## Exercise directions
Copy out, unchanged, everything from the line containing "List all visible" down to the line containing "color-option[interactable]: Mor —", including both of those lines. Leave the pictures out of your answer.

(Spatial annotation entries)
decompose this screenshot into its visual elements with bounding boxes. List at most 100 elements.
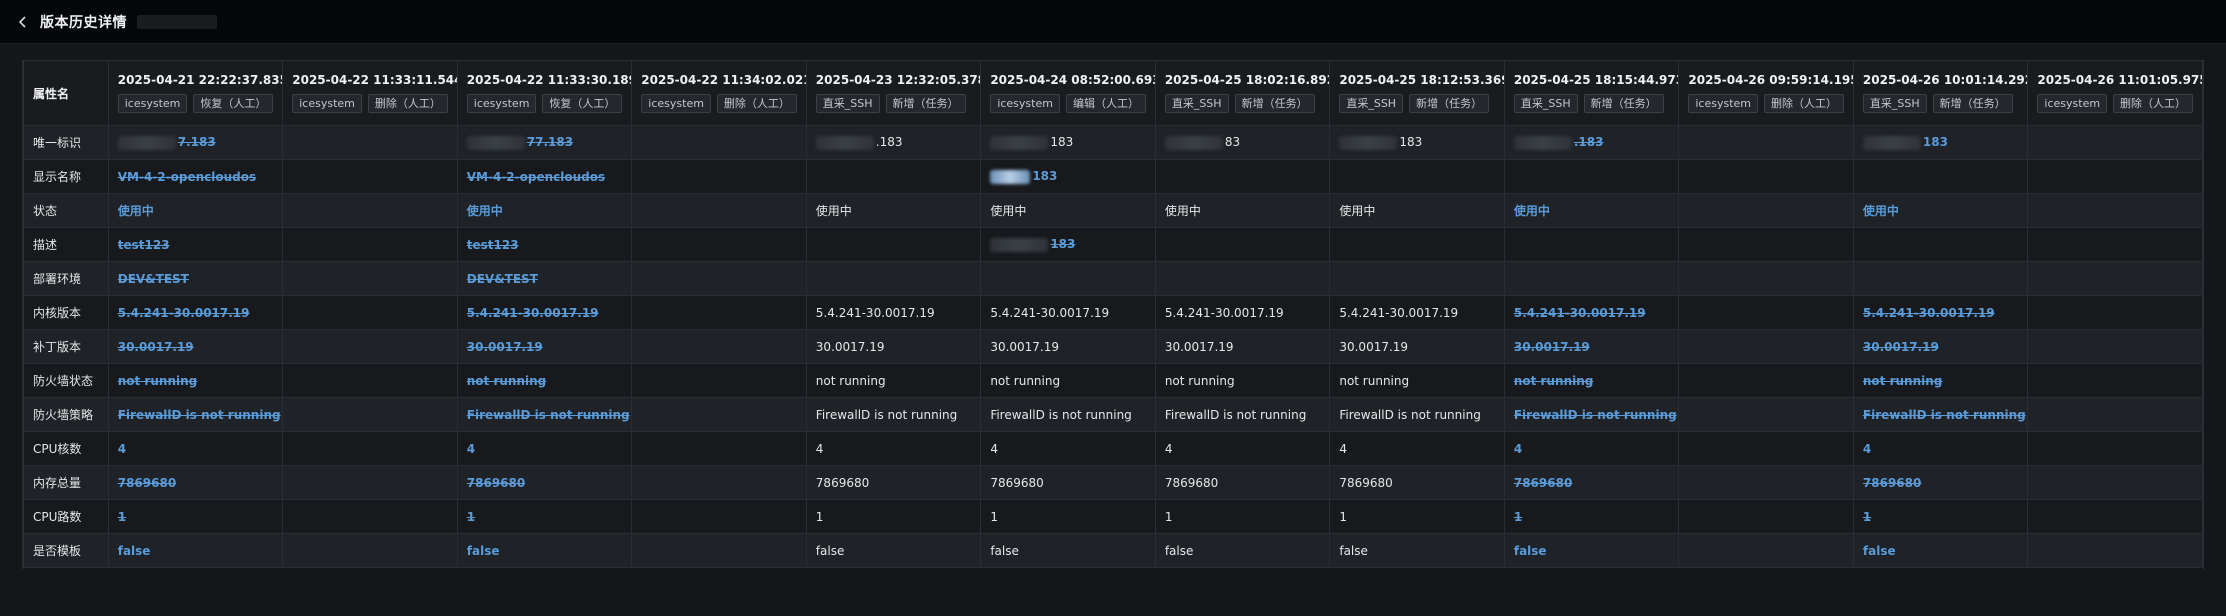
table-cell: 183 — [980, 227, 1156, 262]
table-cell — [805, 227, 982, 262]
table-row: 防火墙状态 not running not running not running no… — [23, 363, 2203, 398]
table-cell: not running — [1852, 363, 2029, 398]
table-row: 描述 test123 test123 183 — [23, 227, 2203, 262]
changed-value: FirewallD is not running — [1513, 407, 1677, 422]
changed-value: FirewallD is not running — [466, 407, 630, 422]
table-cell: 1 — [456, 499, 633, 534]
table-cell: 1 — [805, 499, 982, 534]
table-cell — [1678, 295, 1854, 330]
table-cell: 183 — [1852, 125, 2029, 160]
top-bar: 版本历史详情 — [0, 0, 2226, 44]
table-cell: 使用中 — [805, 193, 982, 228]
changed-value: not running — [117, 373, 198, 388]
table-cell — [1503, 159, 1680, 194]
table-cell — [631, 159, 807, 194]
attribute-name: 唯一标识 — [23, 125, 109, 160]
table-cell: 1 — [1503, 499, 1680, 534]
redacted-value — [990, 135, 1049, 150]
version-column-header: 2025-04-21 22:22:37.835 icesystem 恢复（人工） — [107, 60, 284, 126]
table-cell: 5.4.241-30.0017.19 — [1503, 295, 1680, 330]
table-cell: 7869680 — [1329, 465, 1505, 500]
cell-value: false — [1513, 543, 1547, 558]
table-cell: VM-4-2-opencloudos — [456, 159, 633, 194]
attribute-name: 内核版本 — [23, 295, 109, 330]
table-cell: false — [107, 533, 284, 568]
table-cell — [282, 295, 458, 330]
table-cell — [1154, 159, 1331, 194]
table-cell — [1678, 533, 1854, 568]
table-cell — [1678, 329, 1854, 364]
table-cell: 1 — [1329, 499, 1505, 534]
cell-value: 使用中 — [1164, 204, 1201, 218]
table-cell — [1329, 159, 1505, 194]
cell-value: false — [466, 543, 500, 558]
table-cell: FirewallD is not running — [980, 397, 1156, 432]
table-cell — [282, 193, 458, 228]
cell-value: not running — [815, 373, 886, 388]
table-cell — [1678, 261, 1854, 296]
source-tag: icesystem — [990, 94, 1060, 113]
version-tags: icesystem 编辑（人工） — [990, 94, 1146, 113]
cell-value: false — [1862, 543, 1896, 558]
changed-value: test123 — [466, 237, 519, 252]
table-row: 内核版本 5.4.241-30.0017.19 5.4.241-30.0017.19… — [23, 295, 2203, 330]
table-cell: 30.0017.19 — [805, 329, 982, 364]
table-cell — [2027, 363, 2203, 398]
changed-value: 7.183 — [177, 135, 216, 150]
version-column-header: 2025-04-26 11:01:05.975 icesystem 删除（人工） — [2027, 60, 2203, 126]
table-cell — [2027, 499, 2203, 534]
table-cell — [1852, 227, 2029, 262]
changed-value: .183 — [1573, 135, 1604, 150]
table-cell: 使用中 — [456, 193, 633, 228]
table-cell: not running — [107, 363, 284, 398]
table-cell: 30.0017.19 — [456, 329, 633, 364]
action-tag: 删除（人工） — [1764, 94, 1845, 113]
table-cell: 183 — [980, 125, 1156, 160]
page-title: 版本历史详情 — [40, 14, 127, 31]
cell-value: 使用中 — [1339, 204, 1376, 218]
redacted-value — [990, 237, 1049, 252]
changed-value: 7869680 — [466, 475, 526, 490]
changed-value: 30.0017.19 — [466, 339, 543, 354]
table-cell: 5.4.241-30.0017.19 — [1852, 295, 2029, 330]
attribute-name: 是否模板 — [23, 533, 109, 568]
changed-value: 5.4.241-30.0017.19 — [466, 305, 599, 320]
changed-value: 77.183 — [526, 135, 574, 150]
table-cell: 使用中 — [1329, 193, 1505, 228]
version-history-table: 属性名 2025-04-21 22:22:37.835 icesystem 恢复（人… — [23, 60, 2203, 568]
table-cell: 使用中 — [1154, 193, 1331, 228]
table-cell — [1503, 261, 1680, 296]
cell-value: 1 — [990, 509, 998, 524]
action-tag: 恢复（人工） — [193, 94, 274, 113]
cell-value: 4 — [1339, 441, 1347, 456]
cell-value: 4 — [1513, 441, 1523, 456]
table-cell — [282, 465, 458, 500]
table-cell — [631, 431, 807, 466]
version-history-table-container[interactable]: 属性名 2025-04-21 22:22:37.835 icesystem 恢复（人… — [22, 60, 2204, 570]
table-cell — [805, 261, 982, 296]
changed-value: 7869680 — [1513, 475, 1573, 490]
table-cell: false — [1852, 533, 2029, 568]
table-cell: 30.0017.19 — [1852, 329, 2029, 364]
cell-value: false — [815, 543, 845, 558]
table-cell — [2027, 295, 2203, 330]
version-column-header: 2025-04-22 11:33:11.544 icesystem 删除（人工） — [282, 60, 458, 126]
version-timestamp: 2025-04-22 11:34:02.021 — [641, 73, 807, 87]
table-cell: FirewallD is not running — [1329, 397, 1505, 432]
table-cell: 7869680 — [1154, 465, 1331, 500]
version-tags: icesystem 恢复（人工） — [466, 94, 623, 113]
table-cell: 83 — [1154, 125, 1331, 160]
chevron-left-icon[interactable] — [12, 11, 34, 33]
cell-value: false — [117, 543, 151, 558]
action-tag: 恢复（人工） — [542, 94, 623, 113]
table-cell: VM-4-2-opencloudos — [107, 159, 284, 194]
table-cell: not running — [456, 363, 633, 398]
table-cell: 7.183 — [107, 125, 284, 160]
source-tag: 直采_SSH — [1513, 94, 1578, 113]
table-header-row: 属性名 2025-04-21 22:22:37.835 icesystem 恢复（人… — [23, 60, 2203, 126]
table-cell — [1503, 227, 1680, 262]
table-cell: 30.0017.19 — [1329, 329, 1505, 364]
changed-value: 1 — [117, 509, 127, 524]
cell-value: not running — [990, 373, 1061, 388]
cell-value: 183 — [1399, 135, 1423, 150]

...

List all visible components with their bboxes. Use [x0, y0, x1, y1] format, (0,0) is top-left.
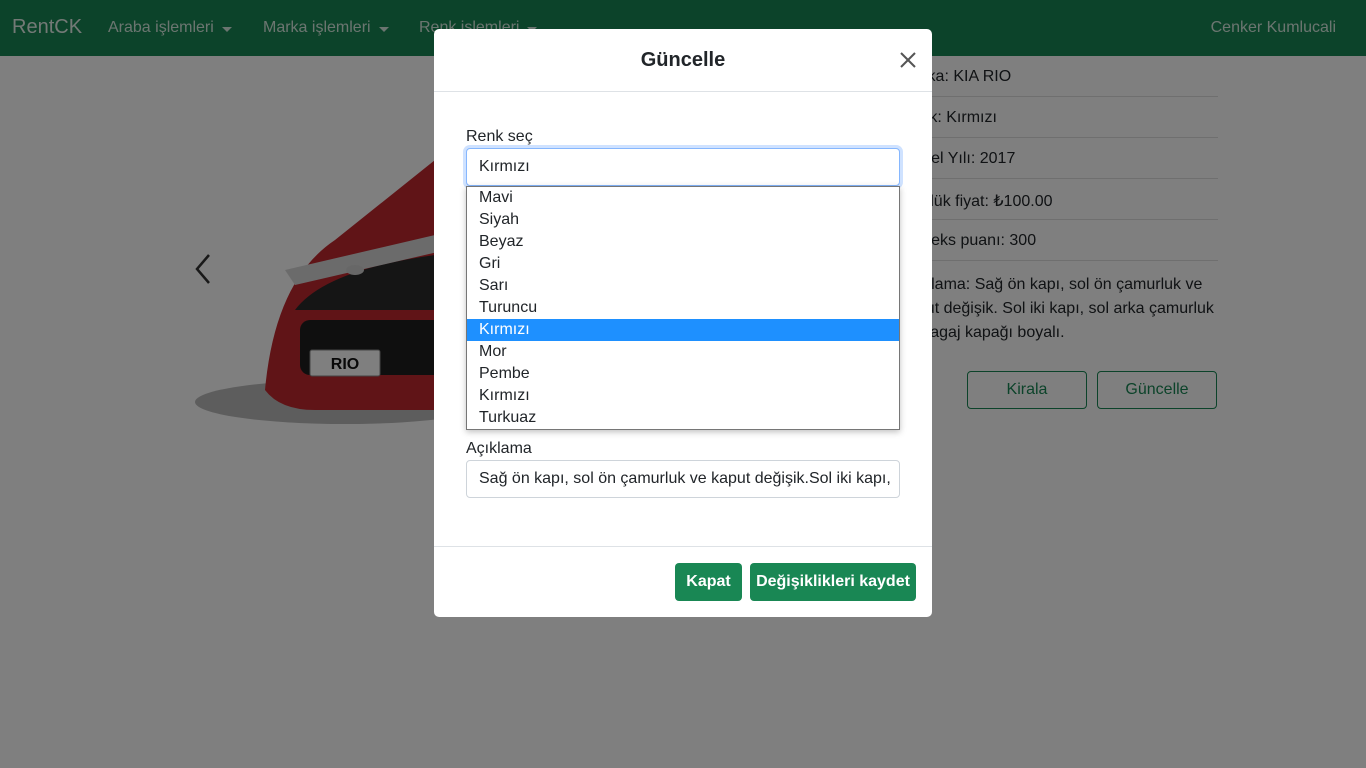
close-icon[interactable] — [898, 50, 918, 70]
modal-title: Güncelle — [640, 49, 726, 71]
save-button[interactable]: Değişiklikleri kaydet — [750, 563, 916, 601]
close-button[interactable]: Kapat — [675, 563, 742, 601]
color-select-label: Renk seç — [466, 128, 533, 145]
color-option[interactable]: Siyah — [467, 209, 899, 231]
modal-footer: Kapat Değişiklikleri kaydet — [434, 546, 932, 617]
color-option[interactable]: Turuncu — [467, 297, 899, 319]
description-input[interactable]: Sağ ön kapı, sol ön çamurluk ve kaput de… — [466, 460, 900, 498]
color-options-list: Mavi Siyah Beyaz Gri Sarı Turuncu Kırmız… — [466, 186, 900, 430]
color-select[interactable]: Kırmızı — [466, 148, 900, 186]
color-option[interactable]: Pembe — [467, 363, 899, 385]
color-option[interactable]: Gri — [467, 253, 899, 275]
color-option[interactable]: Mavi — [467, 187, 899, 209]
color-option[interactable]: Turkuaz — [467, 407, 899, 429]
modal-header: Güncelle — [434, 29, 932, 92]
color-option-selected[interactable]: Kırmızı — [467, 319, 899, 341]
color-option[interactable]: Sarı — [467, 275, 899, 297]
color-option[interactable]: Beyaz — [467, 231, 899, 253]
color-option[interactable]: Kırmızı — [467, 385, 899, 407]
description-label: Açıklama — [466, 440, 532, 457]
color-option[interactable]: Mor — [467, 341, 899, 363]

## Result
List all visible components with their bboxes. Use [x0, y0, x1, y1] format, (0,0) is top-left.
close-icon[interactable] — [898, 50, 918, 70]
modal-title: Güncelle — [640, 49, 726, 71]
save-button[interactable]: Değişiklikleri kaydet — [750, 563, 916, 601]
close-button[interactable]: Kapat — [675, 563, 742, 601]
color-select-label: Renk seç — [466, 128, 533, 145]
color-option[interactable]: Siyah — [467, 209, 899, 231]
modal-footer: Kapat Değişiklikleri kaydet — [434, 546, 932, 617]
color-option[interactable]: Turuncu — [467, 297, 899, 319]
description-input[interactable]: Sağ ön kapı, sol ön çamurluk ve kaput de… — [466, 460, 900, 498]
color-options-list: Mavi Siyah Beyaz Gri Sarı Turuncu Kırmız… — [466, 186, 900, 430]
color-select[interactable]: Kırmızı — [466, 148, 900, 186]
color-option[interactable]: Pembe — [467, 363, 899, 385]
color-option[interactable]: Gri — [467, 253, 899, 275]
color-option[interactable]: Mavi — [467, 187, 899, 209]
color-option[interactable]: Turkuaz — [467, 407, 899, 429]
modal-header: Güncelle — [434, 29, 932, 92]
color-option-selected[interactable]: Kırmızı — [467, 319, 899, 341]
color-option[interactable]: Sarı — [467, 275, 899, 297]
color-option[interactable]: Beyaz — [467, 231, 899, 253]
color-option[interactable]: Kırmızı — [467, 385, 899, 407]
description-label: Açıklama — [466, 440, 532, 457]
color-option[interactable]: Mor — [467, 341, 899, 363]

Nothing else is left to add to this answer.